## AIM
From the listing below, pull out all lines with "population" in them.

## Records
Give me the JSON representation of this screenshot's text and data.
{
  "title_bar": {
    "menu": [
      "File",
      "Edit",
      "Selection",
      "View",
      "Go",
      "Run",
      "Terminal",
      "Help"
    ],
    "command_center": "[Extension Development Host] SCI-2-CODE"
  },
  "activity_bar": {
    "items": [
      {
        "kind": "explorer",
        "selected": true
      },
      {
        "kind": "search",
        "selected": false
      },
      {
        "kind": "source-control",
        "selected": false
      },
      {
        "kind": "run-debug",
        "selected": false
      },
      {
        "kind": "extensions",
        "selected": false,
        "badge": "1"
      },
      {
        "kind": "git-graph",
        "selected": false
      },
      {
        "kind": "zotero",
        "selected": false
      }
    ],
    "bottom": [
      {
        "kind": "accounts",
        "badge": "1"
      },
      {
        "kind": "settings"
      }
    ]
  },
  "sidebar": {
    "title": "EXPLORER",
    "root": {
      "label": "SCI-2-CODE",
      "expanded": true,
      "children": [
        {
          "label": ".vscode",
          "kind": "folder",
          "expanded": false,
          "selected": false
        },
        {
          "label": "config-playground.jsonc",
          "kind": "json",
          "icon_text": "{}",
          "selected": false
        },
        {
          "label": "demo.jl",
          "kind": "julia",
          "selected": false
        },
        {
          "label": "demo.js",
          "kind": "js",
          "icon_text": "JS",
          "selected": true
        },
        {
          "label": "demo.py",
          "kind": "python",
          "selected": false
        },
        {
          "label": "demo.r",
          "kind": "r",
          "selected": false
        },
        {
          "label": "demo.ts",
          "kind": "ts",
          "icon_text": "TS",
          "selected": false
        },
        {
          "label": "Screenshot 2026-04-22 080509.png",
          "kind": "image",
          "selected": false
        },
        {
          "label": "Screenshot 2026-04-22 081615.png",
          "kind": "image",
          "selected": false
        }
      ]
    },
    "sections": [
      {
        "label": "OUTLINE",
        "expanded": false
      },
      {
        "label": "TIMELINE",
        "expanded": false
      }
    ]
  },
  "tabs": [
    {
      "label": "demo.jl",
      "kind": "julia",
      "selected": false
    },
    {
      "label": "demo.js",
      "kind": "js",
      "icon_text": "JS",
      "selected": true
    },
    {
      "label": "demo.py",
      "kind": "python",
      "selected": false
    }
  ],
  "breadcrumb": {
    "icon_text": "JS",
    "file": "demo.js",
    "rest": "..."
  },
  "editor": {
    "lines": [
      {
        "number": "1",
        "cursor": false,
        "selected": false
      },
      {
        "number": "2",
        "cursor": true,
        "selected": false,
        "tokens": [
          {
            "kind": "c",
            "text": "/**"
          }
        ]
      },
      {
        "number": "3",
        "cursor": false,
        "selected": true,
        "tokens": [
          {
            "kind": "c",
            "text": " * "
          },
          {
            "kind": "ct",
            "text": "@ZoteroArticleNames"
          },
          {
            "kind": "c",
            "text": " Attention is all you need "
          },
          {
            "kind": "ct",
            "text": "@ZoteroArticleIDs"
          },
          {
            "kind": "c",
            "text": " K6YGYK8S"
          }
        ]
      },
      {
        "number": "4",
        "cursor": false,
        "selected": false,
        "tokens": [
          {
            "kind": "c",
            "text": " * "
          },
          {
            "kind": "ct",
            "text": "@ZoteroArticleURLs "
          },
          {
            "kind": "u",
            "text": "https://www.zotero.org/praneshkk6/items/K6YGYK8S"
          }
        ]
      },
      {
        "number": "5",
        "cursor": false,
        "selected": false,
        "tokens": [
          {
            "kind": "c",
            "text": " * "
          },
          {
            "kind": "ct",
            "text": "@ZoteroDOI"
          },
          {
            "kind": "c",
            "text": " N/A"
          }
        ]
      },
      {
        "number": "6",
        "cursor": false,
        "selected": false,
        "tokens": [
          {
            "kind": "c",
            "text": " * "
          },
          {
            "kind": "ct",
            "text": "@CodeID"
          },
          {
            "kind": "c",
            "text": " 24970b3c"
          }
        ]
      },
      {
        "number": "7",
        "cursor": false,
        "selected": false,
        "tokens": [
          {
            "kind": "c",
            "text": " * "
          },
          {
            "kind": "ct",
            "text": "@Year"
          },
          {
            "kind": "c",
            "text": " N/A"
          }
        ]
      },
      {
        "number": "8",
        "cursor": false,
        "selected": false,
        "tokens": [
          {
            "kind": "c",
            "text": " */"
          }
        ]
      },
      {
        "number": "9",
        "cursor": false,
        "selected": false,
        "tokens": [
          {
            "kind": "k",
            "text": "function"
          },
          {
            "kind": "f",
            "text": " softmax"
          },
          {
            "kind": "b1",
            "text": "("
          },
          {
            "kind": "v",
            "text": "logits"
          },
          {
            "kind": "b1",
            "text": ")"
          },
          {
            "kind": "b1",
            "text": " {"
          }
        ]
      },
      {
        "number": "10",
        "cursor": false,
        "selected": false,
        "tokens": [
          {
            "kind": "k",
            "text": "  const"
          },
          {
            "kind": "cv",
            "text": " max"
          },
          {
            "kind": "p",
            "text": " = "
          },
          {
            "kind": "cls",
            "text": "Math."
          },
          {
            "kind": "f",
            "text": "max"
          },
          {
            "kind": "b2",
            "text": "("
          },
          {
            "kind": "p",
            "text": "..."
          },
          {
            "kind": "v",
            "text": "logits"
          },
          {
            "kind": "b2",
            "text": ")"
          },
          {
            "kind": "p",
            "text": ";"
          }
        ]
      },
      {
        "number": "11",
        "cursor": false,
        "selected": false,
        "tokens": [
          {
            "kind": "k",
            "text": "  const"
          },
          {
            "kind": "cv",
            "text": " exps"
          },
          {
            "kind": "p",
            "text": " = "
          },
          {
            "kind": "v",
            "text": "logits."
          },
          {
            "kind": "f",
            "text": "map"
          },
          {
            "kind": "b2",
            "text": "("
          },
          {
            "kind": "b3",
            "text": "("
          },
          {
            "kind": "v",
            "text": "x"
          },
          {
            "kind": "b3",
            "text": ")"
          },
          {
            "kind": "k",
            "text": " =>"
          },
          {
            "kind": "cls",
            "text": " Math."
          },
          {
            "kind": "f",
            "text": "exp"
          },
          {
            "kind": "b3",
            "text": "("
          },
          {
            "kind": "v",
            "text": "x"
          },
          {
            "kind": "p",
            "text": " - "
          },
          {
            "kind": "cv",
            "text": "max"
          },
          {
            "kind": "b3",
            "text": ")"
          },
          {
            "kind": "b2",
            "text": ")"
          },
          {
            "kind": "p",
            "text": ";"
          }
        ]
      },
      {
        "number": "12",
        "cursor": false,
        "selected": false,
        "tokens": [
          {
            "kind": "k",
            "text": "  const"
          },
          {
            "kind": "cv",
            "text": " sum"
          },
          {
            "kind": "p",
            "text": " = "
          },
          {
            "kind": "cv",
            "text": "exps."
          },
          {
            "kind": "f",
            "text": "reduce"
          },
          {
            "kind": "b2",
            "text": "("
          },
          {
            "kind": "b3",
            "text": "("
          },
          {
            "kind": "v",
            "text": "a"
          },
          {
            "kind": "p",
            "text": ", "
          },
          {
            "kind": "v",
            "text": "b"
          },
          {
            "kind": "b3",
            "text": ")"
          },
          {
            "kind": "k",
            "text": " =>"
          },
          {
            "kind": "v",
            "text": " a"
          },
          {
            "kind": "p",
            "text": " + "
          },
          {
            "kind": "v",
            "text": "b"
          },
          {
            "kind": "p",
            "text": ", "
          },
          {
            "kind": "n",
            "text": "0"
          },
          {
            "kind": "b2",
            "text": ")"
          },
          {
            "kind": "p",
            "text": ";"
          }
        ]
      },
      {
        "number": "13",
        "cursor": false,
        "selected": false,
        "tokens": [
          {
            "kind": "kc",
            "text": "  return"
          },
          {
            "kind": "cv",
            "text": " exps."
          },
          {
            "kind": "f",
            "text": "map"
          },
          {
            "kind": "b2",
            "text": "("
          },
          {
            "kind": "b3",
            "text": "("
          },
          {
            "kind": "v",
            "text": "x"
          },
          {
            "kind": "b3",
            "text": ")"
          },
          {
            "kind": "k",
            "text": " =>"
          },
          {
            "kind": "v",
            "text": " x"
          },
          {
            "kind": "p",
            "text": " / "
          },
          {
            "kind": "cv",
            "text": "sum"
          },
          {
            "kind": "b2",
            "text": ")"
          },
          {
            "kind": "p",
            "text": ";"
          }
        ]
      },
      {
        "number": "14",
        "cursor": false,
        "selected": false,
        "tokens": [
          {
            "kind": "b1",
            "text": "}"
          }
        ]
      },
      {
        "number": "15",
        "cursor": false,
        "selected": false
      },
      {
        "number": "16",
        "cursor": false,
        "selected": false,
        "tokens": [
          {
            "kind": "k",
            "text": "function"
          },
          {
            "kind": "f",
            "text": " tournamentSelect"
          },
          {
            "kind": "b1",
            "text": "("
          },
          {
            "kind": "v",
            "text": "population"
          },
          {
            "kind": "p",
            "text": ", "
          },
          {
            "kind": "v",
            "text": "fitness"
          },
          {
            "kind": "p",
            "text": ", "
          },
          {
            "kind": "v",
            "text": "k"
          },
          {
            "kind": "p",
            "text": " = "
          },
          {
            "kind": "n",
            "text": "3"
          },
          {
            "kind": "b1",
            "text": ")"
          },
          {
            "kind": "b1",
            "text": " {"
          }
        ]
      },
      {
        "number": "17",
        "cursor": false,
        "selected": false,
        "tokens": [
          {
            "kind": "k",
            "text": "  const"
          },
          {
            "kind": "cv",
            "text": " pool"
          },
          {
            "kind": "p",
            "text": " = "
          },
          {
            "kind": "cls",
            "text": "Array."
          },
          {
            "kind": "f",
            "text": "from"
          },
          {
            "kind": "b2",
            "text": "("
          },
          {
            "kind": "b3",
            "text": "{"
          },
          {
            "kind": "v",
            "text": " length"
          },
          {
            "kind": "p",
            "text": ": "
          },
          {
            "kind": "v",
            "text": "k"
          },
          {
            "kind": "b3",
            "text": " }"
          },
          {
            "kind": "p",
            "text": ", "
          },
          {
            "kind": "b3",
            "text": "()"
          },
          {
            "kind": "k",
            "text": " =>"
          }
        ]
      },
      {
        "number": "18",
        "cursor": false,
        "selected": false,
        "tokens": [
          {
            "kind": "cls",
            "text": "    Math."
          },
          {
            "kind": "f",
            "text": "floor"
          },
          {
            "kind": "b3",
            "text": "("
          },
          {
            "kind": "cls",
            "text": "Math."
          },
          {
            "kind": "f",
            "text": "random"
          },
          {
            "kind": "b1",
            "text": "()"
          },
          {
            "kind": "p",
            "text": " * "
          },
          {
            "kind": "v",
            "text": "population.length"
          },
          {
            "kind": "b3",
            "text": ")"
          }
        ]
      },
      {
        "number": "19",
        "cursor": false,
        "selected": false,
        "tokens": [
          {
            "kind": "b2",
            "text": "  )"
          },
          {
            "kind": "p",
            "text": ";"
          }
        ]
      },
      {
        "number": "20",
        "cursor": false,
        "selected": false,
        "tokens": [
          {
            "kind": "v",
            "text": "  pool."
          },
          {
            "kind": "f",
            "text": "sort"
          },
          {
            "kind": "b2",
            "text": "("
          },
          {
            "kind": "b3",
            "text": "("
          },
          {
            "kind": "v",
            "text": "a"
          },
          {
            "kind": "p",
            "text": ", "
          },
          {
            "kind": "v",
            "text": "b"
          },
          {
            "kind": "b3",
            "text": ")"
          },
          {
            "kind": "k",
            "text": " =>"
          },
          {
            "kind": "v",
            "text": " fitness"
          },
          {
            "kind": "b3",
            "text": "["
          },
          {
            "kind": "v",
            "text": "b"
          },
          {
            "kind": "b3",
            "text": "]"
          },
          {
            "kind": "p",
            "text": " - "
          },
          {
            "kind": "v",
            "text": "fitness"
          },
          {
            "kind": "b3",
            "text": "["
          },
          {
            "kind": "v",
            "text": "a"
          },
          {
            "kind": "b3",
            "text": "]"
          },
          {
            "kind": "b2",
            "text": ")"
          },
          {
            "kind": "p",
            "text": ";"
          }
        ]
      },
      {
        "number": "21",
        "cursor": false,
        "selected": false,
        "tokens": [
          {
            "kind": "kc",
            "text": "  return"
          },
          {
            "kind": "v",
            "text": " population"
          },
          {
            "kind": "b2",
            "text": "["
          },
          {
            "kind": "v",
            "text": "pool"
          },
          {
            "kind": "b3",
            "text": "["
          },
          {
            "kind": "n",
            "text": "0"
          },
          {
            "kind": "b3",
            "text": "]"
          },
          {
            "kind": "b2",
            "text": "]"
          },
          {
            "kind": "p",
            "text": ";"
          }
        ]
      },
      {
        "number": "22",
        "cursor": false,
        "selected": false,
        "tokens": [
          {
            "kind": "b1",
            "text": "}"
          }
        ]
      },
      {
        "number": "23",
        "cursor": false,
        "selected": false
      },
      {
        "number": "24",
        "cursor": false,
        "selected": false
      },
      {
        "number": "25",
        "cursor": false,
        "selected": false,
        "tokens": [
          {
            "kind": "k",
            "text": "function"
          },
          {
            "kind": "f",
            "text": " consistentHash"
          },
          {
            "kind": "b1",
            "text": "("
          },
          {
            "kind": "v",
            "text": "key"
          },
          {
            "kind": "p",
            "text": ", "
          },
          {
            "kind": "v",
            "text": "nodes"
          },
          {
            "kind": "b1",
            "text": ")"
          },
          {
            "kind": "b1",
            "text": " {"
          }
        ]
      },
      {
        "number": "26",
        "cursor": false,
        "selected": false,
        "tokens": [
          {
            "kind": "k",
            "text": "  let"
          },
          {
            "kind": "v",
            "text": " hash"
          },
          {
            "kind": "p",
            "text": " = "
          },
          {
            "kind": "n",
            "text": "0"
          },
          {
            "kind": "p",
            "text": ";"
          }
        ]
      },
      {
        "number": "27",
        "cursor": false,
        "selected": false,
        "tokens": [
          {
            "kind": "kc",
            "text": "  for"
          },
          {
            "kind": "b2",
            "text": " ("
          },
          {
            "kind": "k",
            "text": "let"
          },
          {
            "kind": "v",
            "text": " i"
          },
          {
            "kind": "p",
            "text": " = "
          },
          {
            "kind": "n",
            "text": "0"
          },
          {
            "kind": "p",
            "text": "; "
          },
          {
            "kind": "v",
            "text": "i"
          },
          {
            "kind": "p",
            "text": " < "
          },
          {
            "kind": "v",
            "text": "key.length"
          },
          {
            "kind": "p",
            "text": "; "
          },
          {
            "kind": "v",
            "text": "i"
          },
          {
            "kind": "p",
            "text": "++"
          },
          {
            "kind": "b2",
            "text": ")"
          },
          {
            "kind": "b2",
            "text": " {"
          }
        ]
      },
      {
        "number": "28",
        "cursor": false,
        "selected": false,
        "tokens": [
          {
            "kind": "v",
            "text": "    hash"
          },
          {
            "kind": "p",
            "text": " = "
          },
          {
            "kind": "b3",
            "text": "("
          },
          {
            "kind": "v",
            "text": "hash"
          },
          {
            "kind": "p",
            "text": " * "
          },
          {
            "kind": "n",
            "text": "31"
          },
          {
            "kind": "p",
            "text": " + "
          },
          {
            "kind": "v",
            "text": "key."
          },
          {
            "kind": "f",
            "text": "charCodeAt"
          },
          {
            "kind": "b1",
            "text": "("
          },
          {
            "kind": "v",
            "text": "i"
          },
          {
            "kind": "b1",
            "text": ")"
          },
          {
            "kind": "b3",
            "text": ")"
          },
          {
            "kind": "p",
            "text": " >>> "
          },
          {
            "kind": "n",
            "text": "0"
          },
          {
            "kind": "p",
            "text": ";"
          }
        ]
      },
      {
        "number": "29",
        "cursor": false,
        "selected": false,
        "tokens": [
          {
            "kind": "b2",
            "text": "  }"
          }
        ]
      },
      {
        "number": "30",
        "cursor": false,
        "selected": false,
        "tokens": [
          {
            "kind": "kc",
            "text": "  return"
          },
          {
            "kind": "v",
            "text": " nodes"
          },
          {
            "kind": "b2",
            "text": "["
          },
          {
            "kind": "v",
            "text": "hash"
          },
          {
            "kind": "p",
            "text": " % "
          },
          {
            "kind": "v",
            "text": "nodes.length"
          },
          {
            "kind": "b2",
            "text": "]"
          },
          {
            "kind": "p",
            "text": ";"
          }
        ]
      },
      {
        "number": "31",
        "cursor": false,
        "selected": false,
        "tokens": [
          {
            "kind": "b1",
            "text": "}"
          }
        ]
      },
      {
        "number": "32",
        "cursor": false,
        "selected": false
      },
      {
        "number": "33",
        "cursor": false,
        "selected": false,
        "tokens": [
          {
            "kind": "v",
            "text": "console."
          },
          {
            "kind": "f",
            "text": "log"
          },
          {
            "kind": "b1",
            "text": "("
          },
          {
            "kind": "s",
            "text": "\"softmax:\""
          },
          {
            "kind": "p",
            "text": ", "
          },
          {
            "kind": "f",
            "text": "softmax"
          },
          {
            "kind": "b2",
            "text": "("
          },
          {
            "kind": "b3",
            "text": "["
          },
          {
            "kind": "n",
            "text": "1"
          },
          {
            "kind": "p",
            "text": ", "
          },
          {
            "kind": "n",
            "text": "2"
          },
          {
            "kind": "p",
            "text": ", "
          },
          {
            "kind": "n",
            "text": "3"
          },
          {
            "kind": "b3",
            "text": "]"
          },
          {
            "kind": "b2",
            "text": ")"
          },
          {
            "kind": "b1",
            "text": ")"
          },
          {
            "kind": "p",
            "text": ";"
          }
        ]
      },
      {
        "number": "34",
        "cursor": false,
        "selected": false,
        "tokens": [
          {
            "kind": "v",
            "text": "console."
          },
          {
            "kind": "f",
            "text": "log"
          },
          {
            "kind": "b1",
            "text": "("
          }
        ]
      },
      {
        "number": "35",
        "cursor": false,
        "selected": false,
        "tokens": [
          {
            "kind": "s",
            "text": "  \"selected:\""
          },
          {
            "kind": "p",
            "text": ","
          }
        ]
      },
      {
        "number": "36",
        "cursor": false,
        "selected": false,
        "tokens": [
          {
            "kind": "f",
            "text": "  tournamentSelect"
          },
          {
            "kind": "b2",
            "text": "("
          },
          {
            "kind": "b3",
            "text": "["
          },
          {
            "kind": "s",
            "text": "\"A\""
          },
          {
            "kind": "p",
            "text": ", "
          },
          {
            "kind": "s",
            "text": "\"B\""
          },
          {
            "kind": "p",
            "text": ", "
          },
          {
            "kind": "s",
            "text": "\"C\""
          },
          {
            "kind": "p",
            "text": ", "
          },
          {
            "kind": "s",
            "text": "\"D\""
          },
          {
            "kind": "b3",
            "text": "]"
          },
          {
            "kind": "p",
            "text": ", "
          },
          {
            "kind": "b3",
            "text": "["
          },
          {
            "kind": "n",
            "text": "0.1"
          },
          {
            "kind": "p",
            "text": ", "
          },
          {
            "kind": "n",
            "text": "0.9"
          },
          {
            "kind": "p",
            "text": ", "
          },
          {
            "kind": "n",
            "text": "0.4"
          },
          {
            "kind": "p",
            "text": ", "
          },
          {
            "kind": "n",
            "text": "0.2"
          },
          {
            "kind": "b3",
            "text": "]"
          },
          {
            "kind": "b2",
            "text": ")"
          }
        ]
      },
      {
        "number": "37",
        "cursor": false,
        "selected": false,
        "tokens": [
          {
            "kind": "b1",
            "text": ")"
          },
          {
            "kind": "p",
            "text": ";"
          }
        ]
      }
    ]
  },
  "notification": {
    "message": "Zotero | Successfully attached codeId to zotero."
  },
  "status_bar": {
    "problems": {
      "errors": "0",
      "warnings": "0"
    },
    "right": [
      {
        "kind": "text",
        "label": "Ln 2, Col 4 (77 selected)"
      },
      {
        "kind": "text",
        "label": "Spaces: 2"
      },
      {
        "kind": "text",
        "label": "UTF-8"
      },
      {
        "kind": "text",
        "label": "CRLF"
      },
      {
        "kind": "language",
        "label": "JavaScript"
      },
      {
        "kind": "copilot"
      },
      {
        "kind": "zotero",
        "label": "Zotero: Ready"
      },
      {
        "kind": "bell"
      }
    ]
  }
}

## TASK RESPONSE
            "text": "population"
            "text": "population.length"
            "text": " population"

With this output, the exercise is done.